[Data listing]
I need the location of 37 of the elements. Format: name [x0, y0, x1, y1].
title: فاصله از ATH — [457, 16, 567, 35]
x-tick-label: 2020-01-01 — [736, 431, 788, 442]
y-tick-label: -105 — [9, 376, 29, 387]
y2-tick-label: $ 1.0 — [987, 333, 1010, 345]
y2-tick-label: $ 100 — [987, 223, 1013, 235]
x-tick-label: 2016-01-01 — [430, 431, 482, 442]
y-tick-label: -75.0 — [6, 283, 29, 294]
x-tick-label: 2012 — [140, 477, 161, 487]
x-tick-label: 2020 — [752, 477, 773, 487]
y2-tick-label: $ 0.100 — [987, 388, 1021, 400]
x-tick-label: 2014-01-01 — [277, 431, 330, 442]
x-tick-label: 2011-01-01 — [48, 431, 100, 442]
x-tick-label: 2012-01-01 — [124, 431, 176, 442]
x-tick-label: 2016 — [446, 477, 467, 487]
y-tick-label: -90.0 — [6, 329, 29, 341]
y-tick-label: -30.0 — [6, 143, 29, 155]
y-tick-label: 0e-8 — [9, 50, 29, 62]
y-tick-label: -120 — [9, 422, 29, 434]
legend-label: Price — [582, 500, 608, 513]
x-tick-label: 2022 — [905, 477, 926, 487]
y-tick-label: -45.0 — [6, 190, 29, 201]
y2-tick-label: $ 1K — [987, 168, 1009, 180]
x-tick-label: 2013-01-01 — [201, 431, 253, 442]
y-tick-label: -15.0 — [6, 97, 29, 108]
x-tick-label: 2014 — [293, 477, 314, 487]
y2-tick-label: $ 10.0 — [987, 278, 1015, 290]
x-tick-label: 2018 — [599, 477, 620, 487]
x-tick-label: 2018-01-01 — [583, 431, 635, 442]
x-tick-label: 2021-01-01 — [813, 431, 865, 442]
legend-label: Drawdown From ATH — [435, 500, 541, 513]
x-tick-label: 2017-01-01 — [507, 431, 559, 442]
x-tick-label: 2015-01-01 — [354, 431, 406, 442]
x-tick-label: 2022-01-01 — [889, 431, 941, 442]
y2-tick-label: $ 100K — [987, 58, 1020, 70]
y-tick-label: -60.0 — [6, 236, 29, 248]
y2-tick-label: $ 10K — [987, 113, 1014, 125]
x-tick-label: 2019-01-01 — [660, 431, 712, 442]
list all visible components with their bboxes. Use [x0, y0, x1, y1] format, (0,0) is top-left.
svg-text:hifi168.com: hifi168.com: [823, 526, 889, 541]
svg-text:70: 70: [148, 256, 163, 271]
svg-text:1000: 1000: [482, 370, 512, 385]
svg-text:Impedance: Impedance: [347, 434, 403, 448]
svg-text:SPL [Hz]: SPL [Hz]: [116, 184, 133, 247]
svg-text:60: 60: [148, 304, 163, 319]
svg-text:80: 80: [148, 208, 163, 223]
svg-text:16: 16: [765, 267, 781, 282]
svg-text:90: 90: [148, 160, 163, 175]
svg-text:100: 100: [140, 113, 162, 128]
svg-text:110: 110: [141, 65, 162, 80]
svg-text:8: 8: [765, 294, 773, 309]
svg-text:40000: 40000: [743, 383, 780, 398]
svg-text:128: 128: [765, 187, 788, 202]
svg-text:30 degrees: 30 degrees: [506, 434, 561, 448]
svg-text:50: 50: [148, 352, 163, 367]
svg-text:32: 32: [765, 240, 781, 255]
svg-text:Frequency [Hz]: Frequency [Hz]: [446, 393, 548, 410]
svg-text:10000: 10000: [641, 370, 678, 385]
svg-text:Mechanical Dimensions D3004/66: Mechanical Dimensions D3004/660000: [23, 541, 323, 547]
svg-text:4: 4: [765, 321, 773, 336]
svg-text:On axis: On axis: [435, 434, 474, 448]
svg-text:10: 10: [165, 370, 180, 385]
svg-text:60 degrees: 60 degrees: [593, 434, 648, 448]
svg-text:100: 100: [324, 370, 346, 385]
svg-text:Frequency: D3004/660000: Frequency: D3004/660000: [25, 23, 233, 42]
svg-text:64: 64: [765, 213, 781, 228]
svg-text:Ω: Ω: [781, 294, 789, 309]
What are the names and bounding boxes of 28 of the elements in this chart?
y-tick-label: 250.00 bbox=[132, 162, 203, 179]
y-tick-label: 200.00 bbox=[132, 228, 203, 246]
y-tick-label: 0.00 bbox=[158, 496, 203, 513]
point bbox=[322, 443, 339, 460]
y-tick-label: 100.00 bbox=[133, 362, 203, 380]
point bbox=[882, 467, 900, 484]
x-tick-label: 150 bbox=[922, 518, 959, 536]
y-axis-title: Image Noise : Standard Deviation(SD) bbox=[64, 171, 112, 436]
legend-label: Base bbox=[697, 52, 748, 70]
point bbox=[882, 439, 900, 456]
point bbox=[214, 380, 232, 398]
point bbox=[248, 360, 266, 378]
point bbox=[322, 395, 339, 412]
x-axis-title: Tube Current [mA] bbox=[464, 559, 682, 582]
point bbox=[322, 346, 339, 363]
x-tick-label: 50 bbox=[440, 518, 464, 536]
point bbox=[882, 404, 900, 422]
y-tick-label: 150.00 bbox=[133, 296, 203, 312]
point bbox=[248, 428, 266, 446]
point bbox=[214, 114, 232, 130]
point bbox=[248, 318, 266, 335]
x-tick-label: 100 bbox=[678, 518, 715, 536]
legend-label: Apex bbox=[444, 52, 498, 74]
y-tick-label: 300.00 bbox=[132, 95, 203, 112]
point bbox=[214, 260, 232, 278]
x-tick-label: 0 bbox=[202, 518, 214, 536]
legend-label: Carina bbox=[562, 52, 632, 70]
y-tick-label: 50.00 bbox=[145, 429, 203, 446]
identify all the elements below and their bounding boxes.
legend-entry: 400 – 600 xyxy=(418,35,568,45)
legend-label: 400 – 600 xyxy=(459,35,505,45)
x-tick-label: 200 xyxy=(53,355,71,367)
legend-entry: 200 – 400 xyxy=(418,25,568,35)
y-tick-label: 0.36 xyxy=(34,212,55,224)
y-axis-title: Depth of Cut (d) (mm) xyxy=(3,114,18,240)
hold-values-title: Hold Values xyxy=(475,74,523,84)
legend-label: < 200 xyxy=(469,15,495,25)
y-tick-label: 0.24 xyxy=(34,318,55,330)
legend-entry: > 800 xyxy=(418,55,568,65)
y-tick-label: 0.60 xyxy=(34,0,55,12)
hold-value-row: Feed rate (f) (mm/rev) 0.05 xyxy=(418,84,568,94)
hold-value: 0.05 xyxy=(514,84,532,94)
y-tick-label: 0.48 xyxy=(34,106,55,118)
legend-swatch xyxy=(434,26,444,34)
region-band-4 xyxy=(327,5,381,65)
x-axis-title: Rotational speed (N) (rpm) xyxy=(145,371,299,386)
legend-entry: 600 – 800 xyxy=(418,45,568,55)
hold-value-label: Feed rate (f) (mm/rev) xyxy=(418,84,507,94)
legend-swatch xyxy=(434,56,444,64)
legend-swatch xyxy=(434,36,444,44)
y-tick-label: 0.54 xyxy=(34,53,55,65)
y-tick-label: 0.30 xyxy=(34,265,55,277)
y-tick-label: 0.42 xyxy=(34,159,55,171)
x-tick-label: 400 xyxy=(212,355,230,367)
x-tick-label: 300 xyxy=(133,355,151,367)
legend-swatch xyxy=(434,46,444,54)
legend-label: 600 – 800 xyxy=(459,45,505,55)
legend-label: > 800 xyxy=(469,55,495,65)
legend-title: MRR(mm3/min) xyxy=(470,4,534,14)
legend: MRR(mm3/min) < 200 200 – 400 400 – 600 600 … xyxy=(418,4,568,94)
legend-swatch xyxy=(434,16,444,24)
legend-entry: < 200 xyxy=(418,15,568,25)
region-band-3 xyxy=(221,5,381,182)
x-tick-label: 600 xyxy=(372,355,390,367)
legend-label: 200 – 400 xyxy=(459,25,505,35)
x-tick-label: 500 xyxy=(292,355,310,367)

* YOUR OBJECTIVE: Report every line in the rows above that contains the string "title", copying each such line in full.

* OUTPUT OF THE TASK:
title: فاصله از ATH — [457, 16, 567, 35]
y-axis-title: Image Noise : Standard Deviation(SD) bbox=[64, 171, 112, 436]
x-axis-title: Tube Current [mA] bbox=[464, 559, 682, 582]
y-axis-title: Depth of Cut (d) (mm) xyxy=(3,114,18,240)
hold-values-title: Hold Values xyxy=(475,74,523,84)
x-axis-title: Rotational speed (N) (rpm) xyxy=(145,371,299,386)
legend-title: MRR(mm3/min) xyxy=(470,4,534,14)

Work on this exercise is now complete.